→ **WHAT IS NEEDED**:
Please reproduce every record, keeping each one exactly as written.

RECORDS PROVIDED start

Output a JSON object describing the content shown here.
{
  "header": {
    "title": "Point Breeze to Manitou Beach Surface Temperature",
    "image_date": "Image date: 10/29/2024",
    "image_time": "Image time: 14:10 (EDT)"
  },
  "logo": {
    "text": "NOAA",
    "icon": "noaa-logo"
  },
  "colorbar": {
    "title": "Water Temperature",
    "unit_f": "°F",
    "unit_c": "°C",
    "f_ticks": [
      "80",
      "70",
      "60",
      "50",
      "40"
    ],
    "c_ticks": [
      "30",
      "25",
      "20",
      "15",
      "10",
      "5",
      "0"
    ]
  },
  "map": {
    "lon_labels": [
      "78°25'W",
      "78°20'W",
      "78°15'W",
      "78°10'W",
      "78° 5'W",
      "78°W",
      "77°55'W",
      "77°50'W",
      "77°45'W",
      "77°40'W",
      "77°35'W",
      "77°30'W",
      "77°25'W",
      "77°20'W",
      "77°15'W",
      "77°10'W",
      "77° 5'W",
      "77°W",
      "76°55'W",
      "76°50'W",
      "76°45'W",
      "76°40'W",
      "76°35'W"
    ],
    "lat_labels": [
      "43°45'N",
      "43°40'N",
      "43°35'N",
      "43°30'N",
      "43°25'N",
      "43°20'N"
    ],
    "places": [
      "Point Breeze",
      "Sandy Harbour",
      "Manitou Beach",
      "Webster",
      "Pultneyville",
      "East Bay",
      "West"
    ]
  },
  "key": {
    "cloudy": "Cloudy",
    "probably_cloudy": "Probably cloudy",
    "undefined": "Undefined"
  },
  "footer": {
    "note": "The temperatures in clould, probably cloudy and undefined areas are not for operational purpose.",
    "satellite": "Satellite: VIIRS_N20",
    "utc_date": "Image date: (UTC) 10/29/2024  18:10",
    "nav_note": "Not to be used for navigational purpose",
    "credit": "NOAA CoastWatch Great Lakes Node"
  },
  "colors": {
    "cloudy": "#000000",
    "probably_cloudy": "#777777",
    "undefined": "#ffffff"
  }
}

RECORDS PROVIDED end

→ **THE SOLUTION**:
Output a JSON object describing the content shown here.
{
  "header": {
    "title": "Point Breeze to Manitou Beach Surface Temperature",
    "image_date": "Image date: 10/29/2024",
    "image_time": "Image time: 14:10 (EDT)"
  },
  "logo": {
    "text": "NOAA",
    "icon": "noaa-logo"
  },
  "colorbar": {
    "title": "Water Temperature",
    "unit_f": "°F",
    "unit_c": "°C",
    "f_ticks": [
      "80",
      "70",
      "60",
      "50",
      "40"
    ],
    "c_ticks": [
      "30",
      "25",
      "20",
      "15",
      "10",
      "5",
      "0"
    ]
  },
  "map": {
    "lon_labels": [
      "78°25'W",
      "78°20'W",
      "78°15'W",
      "78°10'W",
      "78° 5'W",
      "78°W",
      "77°55'W",
      "77°50'W",
      "77°45'W",
      "77°40'W",
      "77°35'W",
      "77°30'W",
      "77°25'W",
      "77°20'W",
      "77°15'W",
      "77°10'W",
      "77° 5'W",
      "77°W",
      "76°55'W",
      "76°50'W",
      "76°45'W",
      "76°40'W",
      "76°35'W"
    ],
    "lat_labels": [
      "43°45'N",
      "43°40'N",
      "43°35'N",
      "43°30'N",
      "43°25'N",
      "43°20'N"
    ],
    "places": [
      "Point Breeze",
      "Sandy Harbour",
      "Manitou Beach",
      "Webster",
      "Pultneyville",
      "East Bay",
      "West"
    ]
  },
  "key": {
    "cloudy": "Cloudy",
    "probably_cloudy": "Probably cloudy",
    "undefined": "Undefined"
  },
  "footer": {
    "note": "The temperatures in clould, probably cloudy and undefined areas are not for operational purpose.",
    "satellite": "Satellite: VIIRS_N20",
    "utc_date": "Image date: (UTC) 10/29/2024  18:10",
    "nav_note": "Not to be used for navigational purpose",
    "credit": "NOAA CoastWatch Great Lakes Node"
  },
  "colors": {
    "cloudy": "#000000",
    "probably_cloudy": "#777777",
    "undefined": "#ffffff"
  }
}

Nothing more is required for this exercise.